**WORK TO DO**
The answer is one number: how many lines in the data below hold "Практикум".

+ + + + + + +

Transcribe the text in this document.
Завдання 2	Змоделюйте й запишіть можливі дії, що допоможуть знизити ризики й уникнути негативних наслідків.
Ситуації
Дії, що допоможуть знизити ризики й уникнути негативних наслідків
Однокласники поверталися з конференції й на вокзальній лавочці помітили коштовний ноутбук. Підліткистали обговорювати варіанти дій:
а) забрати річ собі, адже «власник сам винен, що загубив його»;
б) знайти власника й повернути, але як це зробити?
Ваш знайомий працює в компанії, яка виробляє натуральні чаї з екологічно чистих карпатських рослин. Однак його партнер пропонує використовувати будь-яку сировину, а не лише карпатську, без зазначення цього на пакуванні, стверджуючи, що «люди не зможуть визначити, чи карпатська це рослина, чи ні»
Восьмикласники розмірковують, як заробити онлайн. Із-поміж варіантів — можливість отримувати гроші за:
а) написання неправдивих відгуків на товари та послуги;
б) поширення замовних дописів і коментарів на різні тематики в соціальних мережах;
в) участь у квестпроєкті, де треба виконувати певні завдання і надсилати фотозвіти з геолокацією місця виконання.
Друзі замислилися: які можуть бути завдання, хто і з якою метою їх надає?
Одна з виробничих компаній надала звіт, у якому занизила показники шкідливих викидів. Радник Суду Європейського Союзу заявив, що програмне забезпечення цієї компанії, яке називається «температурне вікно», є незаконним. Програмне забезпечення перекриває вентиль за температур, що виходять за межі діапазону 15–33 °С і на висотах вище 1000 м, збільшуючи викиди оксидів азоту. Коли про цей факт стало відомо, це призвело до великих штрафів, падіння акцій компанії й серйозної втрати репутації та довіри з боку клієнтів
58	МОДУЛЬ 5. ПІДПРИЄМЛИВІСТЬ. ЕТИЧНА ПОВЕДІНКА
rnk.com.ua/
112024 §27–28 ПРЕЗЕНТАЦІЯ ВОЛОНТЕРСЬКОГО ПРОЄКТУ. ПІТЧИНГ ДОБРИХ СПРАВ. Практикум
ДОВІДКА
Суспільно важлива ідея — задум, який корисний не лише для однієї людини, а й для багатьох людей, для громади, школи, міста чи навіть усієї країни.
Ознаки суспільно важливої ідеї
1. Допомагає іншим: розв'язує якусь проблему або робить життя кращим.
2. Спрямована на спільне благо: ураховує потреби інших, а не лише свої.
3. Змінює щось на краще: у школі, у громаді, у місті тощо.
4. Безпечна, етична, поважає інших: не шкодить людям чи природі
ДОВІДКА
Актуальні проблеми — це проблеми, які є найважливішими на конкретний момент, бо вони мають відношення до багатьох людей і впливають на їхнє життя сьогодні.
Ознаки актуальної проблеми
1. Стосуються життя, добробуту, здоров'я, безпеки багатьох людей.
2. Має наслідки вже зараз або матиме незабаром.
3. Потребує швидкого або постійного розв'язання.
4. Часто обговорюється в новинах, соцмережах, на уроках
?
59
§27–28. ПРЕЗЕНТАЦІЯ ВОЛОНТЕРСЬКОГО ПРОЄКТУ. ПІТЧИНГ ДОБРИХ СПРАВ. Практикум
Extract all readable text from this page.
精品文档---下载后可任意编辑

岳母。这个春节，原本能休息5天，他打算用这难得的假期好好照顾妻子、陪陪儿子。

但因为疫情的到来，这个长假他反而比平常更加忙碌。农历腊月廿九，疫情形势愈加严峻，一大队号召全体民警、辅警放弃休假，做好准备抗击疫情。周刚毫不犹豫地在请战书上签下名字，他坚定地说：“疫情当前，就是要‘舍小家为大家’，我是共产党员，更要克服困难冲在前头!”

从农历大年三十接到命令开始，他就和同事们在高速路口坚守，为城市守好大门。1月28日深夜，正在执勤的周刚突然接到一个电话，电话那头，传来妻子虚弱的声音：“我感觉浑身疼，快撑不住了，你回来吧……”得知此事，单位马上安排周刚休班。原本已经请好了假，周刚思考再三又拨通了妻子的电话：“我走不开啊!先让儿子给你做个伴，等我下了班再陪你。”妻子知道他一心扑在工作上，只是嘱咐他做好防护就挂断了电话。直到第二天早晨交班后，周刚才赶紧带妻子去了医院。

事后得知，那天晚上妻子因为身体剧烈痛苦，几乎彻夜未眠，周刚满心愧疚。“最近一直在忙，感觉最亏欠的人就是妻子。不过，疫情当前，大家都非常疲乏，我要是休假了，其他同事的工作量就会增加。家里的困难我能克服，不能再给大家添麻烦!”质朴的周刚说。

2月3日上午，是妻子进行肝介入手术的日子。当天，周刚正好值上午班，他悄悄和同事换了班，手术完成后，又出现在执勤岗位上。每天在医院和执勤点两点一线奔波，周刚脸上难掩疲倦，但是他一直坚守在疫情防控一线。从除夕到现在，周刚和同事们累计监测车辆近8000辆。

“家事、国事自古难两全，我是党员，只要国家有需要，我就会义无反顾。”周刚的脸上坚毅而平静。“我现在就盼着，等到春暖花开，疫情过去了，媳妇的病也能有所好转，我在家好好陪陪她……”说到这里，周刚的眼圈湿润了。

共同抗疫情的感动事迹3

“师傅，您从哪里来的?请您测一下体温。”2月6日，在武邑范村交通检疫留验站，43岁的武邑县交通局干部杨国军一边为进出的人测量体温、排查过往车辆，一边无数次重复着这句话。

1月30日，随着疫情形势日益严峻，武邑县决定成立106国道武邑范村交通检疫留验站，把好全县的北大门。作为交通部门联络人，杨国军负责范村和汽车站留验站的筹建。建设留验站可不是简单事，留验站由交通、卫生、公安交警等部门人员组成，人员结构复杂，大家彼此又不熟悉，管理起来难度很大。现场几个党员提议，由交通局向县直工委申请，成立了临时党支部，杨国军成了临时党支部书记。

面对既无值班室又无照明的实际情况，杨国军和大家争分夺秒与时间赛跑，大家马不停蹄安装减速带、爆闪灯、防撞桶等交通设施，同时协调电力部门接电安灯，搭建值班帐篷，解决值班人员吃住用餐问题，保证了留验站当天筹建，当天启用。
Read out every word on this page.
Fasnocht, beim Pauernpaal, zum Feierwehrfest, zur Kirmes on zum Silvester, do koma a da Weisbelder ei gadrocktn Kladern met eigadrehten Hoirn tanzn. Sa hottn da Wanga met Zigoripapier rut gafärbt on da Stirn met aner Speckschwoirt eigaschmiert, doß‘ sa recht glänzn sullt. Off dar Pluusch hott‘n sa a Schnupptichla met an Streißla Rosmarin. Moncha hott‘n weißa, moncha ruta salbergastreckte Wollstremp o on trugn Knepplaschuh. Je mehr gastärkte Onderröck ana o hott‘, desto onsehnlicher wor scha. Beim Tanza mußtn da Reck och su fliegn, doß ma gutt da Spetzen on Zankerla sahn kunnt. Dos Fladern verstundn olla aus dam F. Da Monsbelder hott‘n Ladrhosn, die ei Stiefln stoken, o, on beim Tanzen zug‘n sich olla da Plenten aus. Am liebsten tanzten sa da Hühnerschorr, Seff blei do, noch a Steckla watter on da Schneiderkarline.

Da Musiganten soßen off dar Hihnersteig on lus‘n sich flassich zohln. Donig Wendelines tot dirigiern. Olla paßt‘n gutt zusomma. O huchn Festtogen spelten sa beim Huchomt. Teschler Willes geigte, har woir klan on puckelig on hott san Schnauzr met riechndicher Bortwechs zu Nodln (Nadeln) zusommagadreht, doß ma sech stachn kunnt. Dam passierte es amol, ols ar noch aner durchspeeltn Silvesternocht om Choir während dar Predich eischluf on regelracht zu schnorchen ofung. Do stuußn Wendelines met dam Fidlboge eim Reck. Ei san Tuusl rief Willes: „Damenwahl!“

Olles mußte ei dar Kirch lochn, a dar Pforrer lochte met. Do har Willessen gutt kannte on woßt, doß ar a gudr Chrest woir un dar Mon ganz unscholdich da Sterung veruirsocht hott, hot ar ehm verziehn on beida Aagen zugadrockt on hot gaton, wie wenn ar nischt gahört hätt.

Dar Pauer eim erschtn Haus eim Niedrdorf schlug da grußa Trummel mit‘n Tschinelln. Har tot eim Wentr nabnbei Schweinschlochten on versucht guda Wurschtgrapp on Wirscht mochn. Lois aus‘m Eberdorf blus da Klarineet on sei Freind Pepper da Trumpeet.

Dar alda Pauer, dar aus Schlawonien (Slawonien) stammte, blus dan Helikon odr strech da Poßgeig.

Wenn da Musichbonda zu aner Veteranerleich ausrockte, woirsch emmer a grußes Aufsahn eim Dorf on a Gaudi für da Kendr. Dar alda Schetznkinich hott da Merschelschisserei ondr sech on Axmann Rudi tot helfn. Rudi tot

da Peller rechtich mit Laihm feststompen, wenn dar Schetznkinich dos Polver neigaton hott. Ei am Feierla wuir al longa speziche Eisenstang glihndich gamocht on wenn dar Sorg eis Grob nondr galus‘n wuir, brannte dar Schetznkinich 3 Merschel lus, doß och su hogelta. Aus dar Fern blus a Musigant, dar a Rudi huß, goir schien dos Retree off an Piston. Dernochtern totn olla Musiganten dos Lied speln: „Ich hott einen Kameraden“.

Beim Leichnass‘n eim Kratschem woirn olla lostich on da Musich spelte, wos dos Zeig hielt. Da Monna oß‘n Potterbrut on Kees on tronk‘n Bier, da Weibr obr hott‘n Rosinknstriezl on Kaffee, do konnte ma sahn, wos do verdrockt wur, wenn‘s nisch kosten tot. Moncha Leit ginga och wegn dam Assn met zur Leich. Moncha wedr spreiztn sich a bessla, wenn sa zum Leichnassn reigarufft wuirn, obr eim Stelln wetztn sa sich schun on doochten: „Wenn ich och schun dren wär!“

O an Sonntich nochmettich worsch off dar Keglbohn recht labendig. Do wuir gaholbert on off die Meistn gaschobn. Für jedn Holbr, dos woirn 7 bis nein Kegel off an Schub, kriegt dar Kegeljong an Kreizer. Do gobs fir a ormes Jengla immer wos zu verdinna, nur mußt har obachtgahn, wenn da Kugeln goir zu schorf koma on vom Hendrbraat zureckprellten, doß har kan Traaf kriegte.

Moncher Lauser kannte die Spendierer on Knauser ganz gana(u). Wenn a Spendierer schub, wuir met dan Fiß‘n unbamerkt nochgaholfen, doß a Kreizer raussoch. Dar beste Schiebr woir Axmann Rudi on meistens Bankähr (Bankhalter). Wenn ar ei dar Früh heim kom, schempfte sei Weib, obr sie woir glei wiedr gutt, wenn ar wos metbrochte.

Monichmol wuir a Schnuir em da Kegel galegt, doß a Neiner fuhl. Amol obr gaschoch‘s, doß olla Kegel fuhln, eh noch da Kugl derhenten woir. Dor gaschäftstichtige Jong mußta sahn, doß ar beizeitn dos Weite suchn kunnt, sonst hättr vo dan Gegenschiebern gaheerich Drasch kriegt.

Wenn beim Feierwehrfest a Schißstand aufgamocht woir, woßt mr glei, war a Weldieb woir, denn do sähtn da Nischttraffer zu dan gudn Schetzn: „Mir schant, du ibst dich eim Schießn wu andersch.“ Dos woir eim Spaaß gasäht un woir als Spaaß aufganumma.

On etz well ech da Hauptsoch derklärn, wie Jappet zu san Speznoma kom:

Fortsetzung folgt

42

+ + + + + + +

**SOLUTION FOR THIS PROBLEM**
2